(Data entries)

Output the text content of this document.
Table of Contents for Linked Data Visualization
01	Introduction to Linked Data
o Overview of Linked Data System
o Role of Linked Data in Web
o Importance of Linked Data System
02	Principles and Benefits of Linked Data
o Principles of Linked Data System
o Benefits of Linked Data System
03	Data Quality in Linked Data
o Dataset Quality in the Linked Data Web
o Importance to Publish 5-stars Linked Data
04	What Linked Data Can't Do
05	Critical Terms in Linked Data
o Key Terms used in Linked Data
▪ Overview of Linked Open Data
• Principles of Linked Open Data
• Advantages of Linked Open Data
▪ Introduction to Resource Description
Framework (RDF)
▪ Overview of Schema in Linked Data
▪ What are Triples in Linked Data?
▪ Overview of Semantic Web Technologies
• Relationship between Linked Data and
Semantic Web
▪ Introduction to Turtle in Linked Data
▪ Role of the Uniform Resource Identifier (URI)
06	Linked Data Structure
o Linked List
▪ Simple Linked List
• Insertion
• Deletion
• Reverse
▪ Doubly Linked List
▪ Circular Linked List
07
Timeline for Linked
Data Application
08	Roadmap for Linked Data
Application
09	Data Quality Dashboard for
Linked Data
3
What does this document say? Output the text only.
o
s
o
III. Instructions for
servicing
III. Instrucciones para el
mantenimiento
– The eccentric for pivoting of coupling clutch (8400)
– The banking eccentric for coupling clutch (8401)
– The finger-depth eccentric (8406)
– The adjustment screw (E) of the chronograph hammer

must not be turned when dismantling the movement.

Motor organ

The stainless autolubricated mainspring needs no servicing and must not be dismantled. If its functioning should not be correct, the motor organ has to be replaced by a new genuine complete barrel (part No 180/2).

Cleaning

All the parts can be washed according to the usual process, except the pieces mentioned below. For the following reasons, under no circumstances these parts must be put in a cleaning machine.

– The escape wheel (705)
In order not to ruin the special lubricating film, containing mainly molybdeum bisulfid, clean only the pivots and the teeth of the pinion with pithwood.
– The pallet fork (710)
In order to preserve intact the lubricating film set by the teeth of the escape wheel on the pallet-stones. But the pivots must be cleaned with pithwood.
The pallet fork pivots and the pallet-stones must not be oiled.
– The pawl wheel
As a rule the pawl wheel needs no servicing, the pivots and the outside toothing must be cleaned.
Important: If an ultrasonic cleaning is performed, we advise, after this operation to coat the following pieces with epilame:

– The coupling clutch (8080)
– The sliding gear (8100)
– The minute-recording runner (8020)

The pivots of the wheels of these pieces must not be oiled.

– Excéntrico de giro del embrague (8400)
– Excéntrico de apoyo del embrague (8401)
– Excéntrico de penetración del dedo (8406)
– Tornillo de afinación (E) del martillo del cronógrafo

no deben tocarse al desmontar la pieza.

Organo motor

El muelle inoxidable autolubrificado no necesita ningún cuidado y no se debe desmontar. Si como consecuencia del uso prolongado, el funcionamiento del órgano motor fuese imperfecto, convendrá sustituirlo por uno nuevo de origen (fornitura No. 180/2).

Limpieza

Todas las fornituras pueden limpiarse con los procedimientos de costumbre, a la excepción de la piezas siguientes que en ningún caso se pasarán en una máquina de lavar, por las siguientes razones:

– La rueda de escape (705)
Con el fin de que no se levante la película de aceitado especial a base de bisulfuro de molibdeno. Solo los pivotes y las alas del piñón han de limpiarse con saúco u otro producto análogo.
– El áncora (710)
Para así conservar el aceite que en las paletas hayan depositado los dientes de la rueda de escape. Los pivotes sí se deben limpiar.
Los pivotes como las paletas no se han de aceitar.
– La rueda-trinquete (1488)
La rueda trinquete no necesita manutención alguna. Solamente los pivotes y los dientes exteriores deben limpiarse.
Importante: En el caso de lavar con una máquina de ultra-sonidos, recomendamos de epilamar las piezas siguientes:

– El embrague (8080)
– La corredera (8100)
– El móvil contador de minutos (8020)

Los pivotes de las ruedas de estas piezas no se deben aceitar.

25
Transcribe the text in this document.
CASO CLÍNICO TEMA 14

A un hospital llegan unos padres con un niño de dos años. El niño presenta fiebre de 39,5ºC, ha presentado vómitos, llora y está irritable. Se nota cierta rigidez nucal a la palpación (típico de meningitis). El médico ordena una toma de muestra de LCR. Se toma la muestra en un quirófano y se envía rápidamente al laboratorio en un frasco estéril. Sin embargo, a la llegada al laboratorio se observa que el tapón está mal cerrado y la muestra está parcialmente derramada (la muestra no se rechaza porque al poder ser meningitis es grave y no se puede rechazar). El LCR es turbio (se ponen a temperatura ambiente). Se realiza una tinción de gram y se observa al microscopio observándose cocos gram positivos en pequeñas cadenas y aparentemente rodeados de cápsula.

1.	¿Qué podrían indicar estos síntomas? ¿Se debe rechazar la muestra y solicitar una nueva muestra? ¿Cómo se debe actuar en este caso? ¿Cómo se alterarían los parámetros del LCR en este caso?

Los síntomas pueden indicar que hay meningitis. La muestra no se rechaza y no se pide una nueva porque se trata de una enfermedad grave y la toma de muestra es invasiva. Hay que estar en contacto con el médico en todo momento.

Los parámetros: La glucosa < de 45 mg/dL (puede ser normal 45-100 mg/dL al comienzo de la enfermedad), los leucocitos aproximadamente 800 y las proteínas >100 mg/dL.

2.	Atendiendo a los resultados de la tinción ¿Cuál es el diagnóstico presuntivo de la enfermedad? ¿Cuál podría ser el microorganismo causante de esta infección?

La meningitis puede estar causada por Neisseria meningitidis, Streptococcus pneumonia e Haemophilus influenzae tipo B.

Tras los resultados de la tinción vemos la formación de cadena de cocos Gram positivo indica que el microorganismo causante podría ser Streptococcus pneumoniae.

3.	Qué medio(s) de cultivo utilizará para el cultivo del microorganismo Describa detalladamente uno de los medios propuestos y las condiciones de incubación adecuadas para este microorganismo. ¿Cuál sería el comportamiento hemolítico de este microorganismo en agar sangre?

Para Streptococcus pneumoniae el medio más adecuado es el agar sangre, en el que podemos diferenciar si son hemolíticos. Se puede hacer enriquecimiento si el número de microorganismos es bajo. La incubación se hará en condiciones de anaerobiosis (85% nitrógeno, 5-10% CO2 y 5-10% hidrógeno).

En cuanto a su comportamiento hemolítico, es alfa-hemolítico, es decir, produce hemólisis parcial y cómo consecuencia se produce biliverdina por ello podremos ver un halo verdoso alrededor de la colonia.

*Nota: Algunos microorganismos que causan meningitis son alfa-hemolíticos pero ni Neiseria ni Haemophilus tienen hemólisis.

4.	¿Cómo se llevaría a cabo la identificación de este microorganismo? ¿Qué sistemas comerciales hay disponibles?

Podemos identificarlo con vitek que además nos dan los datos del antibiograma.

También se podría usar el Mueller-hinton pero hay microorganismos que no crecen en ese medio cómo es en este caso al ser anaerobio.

Written request: Please output the entries above, every line exactly as it reads.

Solution to this task:
Output the text content of this document.
Table of Contents for Linked Data Visualization
01	Introduction to Linked Data
o Overview of Linked Data System
o Role of Linked Data in Web
o Importance of Linked Data System
02	Principles and Benefits of Linked Data
o Principles of Linked Data System
o Benefits of Linked Data System
03	Data Quality in Linked Data
o Dataset Quality in the Linked Data Web
o Importance to Publish 5-stars Linked Data
04	What Linked Data Can't Do
05	Critical Terms in Linked Data
o Key Terms used in Linked Data
▪ Overview of Linked Open Data
• Principles of Linked Open Data
• Advantages of Linked Open Data
▪ Introduction to Resource Description
Framework (RDF)
▪ Overview of Schema in Linked Data
▪ What are Triples in Linked Data?
▪ Overview of Semantic Web Technologies
• Relationship between Linked Data and
Semantic Web
▪ Introduction to Turtle in Linked Data
▪ Role of the Uniform Resource Identifier (URI)
06	Linked Data Structure
o Linked List
▪ Simple Linked List
• Insertion
• Deletion
• Reverse
▪ Doubly Linked List
▪ Circular Linked List
07
Timeline for Linked
Data Application
08	Roadmap for Linked Data
Application
09	Data Quality Dashboard for
Linked Data
3
What does this document say? Output the text only.
o
s
o
III. Instructions for
servicing
III. Instrucciones para el
mantenimiento
– The eccentric for pivoting of coupling clutch (8400)
– The banking eccentric for coupling clutch (8401)
– The finger-depth eccentric (8406)
– The adjustment screw (E) of the chronograph hammer

must not be turned when dismantling the movement.

Motor organ

The stainless autolubricated mainspring needs no servicing and must not be dismantled. If its functioning should not be correct, the motor organ has to be replaced by a new genuine complete barrel (part No 180/2).

Cleaning

All the parts can be washed according to the usual process, except the pieces mentioned below. For the following reasons, under no circumstances these parts must be put in a cleaning machine.

– The escape wheel (705)
In order not to ruin the special lubricating film, containing mainly molybdeum bisulfid, clean only the pivots and the teeth of the pinion with pithwood.
– The pallet fork (710)
In order to preserve intact the lubricating film set by the teeth of the escape wheel on the pallet-stones. But the pivots must be cleaned with pithwood.
The pallet fork pivots and the pallet-stones must not be oiled.
– The pawl wheel
As a rule the pawl wheel needs no servicing, the pivots and the outside toothing must be cleaned.
Important: If an ultrasonic cleaning is performed, we advise, after this operation to coat the following pieces with epilame:

– The coupling clutch (8080)
– The sliding gear (8100)
– The minute-recording runner (8020)

The pivots of the wheels of these pieces must not be oiled.

– Excéntrico de giro del embrague (8400)
– Excéntrico de apoyo del embrague (8401)
– Excéntrico de penetración del dedo (8406)
– Tornillo de afinación (E) del martillo del cronógrafo

no deben tocarse al desmontar la pieza.

Organo motor

El muelle inoxidable autolubrificado no necesita ningún cuidado y no se debe desmontar. Si como consecuencia del uso prolongado, el funcionamiento del órgano motor fuese imperfecto, convendrá sustituirlo por uno nuevo de origen (fornitura No. 180/2).

Limpieza

Todas las fornituras pueden limpiarse con los procedimientos de costumbre, a la excepción de la piezas siguientes que en ningún caso se pasarán en una máquina de lavar, por las siguientes razones:

– La rueda de escape (705)
Con el fin de que no se levante la película de aceitado especial a base de bisulfuro de molibdeno. Solo los pivotes y las alas del piñón han de limpiarse con saúco u otro producto análogo.
– El áncora (710)
Para así conservar el aceite que en las paletas hayan depositado los dientes de la rueda de escape. Los pivotes sí se deben limpiar.
Los pivotes como las paletas no se han de aceitar.
– La rueda-trinquete (1488)
La rueda trinquete no necesita manutención alguna. Solamente los pivotes y los dientes exteriores deben limpiarse.
Importante: En el caso de lavar con una máquina de ultra-sonidos, recomendamos de epilamar las piezas siguientes:

– El embrague (8080)
– La corredera (8100)
– El móvil contador de minutos (8020)

Los pivotes de las ruedas de estas piezas no se deben aceitar.

25
Transcribe the text in this document.
CASO CLÍNICO TEMA 14

A un hospital llegan unos padres con un niño de dos años. El niño presenta fiebre de 39,5ºC, ha presentado vómitos, llora y está irritable. Se nota cierta rigidez nucal a la palpación (típico de meningitis). El médico ordena una toma de muestra de LCR. Se toma la muestra en un quirófano y se envía rápidamente al laboratorio en un frasco estéril. Sin embargo, a la llegada al laboratorio se observa que el tapón está mal cerrado y la muestra está parcialmente derramada (la muestra no se rechaza porque al poder ser meningitis es grave y no se puede rechazar). El LCR es turbio (se ponen a temperatura ambiente). Se realiza una tinción de gram y se observa al microscopio observándose cocos gram positivos en pequeñas cadenas y aparentemente rodeados de cápsula.

1.	¿Qué podrían indicar estos síntomas? ¿Se debe rechazar la muestra y solicitar una nueva muestra? ¿Cómo se debe actuar en este caso? ¿Cómo se alterarían los parámetros del LCR en este caso?

Los síntomas pueden indicar que hay meningitis. La muestra no se rechaza y no se pide una nueva porque se trata de una enfermedad grave y la toma de muestra es invasiva. Hay que estar en contacto con el médico en todo momento.

Los parámetros: La glucosa < de 45 mg/dL (puede ser normal 45-100 mg/dL al comienzo de la enfermedad), los leucocitos aproximadamente 800 y las proteínas >100 mg/dL.

2.	Atendiendo a los resultados de la tinción ¿Cuál es el diagnóstico presuntivo de la enfermedad? ¿Cuál podría ser el microorganismo causante de esta infección?

La meningitis puede estar causada por Neisseria meningitidis, Streptococcus pneumonia e Haemophilus influenzae tipo B.

Tras los resultados de la tinción vemos la formación de cadena de cocos Gram positivo indica que el microorganismo causante podría ser Streptococcus pneumoniae.

3.	Qué medio(s) de cultivo utilizará para el cultivo del microorganismo Describa detalladamente uno de los medios propuestos y las condiciones de incubación adecuadas para este microorganismo. ¿Cuál sería el comportamiento hemolítico de este microorganismo en agar sangre?

Para Streptococcus pneumoniae el medio más adecuado es el agar sangre, en el que podemos diferenciar si son hemolíticos. Se puede hacer enriquecimiento si el número de microorganismos es bajo. La incubación se hará en condiciones de anaerobiosis (85% nitrógeno, 5-10% CO2 y 5-10% hidrógeno).

En cuanto a su comportamiento hemolítico, es alfa-hemolítico, es decir, produce hemólisis parcial y cómo consecuencia se produce biliverdina por ello podremos ver un halo verdoso alrededor de la colonia.

*Nota: Algunos microorganismos que causan meningitis son alfa-hemolíticos pero ni Neiseria ni Haemophilus tienen hemólisis.

4.	¿Cómo se llevaría a cabo la identificación de este microorganismo? ¿Qué sistemas comerciales hay disponibles?

Podemos identificarlo con vitek que además nos dan los datos del antibiograma.

También se podría usar el Mueller-hinton pero hay microorganismos que no crecen en ese medio cómo es en este caso al ser anaerobio.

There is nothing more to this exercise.